**GOAL**
Draw out every line with the word "scores" from the listing below.

A run of records:

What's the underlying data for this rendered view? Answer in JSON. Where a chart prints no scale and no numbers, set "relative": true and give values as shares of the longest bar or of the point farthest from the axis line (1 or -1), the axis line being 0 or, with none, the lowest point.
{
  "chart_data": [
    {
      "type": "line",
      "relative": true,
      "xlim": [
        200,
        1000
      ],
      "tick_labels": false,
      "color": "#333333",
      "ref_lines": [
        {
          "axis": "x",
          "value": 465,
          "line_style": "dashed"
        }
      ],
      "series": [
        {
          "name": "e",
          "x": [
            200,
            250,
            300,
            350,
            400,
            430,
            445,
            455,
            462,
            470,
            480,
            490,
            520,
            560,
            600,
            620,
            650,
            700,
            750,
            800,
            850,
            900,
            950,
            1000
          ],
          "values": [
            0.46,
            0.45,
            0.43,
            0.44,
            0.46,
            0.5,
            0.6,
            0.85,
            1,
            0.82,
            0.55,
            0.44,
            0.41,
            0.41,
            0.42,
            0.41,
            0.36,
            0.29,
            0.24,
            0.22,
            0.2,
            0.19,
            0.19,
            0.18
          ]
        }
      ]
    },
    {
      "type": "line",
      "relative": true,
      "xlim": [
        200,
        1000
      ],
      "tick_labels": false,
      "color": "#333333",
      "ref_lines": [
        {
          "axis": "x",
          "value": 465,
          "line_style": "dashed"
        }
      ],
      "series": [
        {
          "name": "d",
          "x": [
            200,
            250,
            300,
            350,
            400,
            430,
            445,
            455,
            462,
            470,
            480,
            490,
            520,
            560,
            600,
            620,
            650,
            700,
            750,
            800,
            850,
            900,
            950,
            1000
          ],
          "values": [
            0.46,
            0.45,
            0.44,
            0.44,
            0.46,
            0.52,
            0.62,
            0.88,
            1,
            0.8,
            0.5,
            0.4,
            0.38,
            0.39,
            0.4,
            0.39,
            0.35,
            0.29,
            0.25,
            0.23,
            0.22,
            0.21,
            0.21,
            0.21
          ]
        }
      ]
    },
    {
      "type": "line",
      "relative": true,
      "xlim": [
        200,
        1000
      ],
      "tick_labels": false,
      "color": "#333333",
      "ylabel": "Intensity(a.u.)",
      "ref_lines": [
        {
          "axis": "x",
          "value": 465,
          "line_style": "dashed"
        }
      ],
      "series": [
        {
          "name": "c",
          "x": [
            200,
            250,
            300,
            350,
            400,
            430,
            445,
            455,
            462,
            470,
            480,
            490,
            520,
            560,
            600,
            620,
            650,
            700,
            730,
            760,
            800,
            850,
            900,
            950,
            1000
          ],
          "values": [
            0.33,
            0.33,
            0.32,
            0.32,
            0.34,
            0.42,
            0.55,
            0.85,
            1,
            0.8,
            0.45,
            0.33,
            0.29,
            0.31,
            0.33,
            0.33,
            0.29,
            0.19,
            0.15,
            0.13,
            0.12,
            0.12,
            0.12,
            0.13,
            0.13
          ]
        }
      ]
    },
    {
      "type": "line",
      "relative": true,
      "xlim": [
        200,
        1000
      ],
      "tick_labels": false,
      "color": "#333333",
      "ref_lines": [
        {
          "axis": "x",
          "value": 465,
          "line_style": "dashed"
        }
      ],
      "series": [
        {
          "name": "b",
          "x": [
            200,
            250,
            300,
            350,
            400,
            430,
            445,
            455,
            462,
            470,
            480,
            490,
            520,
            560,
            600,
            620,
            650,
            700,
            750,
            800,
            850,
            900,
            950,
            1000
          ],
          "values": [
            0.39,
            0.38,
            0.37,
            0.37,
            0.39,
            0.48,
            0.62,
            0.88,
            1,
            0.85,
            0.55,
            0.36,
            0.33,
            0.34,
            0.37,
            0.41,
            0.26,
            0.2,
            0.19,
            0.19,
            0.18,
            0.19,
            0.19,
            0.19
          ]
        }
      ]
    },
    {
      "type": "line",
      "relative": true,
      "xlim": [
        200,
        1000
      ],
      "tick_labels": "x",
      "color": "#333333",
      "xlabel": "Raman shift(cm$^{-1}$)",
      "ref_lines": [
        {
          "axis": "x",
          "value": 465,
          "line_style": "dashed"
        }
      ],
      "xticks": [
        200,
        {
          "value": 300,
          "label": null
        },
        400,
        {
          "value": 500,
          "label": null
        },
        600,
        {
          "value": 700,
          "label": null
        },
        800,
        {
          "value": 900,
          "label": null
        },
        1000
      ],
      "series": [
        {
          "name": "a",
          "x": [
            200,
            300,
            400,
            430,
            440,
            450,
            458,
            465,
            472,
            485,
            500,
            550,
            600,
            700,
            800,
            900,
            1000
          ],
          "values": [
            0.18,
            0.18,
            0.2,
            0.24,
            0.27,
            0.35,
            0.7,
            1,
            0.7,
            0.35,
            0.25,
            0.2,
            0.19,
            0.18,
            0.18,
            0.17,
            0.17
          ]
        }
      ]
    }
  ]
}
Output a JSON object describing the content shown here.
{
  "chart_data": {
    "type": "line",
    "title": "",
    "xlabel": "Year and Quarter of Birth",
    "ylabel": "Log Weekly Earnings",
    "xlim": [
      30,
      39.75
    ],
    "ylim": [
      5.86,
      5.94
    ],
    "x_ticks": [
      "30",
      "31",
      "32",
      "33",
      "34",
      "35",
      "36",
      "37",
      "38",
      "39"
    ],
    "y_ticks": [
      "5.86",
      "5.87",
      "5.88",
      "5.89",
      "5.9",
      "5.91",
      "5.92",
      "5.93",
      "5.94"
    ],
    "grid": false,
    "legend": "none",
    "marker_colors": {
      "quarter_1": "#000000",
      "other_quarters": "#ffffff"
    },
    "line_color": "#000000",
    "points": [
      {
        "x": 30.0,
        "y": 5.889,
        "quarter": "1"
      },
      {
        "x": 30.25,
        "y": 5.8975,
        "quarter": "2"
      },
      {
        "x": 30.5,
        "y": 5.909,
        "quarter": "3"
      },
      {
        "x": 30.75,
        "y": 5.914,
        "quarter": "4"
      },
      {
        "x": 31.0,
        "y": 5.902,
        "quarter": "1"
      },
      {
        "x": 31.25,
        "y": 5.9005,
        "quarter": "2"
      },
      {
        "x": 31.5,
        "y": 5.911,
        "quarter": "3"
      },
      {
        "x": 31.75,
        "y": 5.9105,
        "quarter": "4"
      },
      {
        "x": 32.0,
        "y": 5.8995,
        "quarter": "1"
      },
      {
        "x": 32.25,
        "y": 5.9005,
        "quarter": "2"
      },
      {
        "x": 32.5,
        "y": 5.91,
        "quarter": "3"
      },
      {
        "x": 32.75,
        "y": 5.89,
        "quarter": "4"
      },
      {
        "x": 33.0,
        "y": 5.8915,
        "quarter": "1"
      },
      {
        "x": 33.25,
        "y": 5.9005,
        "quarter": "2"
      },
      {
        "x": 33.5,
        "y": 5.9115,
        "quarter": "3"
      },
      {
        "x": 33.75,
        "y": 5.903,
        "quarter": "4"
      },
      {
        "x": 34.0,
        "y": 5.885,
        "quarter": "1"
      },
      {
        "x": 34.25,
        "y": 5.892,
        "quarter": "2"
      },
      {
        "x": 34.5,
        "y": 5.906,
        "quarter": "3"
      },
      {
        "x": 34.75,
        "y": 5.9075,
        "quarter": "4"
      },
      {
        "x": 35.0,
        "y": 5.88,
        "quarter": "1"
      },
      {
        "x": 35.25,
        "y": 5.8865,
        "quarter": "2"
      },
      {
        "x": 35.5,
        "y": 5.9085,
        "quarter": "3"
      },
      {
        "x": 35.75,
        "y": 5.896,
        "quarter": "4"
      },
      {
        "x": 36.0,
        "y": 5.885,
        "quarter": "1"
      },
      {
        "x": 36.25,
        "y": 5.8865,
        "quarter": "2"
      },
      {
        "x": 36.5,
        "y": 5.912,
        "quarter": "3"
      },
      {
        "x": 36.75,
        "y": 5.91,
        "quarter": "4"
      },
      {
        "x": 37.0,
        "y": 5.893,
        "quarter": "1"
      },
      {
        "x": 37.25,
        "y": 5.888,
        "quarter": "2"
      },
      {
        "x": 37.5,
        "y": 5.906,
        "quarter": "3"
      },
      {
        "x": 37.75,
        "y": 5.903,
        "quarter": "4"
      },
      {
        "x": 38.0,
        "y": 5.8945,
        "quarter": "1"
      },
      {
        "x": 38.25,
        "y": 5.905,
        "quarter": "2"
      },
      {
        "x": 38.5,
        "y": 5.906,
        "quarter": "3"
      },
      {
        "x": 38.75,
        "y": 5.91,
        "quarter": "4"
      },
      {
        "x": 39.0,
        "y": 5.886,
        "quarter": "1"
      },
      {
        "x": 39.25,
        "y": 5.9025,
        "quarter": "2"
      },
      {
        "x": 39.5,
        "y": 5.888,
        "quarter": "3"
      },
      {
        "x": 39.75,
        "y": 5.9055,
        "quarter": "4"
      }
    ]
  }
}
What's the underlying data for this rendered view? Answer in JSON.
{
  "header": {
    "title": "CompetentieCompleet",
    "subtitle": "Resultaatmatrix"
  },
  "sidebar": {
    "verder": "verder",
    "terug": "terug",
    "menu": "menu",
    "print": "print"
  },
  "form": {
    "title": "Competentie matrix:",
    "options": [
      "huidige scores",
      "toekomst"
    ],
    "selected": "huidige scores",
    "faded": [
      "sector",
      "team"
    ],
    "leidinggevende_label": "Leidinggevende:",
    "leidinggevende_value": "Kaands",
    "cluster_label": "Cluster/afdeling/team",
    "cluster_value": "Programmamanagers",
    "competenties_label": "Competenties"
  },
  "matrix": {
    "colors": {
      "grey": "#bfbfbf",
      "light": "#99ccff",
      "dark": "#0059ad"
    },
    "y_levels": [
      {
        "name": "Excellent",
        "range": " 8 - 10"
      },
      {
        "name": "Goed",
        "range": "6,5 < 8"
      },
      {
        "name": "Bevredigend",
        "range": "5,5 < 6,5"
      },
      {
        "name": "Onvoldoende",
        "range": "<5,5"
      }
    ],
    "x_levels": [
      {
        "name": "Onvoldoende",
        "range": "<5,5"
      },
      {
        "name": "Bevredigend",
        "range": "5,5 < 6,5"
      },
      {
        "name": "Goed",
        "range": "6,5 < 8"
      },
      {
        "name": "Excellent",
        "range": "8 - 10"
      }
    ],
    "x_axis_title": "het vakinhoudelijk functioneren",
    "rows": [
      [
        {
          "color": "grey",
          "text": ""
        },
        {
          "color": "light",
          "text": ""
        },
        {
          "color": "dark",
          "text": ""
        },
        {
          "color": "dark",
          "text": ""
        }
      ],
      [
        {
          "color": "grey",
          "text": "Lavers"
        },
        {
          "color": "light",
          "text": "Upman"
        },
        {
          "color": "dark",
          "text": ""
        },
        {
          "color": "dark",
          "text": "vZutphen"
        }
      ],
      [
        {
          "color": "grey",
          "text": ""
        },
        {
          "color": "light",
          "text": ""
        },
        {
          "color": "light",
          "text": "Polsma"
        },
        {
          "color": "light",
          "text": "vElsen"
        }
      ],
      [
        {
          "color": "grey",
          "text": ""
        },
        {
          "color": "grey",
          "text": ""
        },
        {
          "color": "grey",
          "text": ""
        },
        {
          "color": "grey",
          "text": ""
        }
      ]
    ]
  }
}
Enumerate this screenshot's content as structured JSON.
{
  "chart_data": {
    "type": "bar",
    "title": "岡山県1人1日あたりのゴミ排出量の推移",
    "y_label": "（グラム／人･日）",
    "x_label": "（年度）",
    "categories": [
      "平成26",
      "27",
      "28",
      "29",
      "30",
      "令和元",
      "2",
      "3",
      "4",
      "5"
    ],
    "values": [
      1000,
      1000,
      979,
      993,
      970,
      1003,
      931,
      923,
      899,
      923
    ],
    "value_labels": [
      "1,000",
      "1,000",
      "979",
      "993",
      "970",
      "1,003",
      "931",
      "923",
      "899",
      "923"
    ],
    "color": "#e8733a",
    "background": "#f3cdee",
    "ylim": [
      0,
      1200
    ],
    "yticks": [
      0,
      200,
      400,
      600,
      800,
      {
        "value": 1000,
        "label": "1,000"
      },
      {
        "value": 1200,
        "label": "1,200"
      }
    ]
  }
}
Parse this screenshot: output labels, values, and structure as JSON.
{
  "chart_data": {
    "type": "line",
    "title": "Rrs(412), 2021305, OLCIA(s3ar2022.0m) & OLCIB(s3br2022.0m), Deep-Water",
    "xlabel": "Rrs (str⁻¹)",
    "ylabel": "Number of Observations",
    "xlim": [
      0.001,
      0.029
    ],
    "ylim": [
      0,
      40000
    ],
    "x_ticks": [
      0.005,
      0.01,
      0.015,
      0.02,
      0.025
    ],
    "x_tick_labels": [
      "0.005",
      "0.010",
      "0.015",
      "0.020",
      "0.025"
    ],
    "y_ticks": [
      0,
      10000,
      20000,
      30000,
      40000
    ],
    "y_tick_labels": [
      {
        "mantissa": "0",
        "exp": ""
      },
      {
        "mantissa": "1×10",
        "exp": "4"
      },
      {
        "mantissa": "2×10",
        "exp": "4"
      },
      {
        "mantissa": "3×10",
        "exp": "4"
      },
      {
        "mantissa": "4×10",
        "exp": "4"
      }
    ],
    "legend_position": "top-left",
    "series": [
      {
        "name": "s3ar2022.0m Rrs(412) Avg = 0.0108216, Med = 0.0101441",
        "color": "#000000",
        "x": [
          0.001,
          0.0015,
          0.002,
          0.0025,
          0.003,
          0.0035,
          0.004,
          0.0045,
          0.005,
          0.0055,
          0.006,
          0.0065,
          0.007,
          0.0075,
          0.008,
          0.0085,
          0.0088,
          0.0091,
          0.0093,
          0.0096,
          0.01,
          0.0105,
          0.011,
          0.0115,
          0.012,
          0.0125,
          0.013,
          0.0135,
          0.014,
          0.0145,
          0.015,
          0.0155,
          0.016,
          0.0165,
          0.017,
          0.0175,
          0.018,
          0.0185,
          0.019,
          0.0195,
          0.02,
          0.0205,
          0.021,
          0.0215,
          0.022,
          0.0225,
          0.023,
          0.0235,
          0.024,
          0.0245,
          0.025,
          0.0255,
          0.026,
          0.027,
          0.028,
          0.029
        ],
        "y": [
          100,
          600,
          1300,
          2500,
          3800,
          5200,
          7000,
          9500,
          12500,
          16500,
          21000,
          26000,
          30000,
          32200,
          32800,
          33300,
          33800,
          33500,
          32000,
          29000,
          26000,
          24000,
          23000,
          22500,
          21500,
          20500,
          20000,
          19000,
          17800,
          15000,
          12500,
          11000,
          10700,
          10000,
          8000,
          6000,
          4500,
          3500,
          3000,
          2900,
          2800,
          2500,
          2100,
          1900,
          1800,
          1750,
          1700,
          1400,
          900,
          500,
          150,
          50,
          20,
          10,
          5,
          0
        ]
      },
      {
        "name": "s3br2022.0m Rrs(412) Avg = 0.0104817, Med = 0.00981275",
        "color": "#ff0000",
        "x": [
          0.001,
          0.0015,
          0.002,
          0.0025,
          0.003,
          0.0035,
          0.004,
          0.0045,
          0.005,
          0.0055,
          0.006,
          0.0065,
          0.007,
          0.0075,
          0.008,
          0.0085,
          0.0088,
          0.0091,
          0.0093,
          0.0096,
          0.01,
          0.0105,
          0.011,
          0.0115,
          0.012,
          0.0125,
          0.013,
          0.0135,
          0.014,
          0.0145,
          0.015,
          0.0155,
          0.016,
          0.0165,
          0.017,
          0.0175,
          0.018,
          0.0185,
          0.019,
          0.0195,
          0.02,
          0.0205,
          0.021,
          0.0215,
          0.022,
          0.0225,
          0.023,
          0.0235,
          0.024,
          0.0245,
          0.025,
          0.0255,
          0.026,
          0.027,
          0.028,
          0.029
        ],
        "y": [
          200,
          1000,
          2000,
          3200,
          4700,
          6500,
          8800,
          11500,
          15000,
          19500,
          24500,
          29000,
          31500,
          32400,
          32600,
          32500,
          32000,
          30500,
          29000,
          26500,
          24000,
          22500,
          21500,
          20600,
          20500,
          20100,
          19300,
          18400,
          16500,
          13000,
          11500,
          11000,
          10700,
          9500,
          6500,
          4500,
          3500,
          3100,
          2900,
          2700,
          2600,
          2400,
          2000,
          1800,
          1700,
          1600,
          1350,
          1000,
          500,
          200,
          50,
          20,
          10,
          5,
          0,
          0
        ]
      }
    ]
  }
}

**RESULT OF THE EXERCISE**
      "huidige scores",
    "selected": "huidige scores",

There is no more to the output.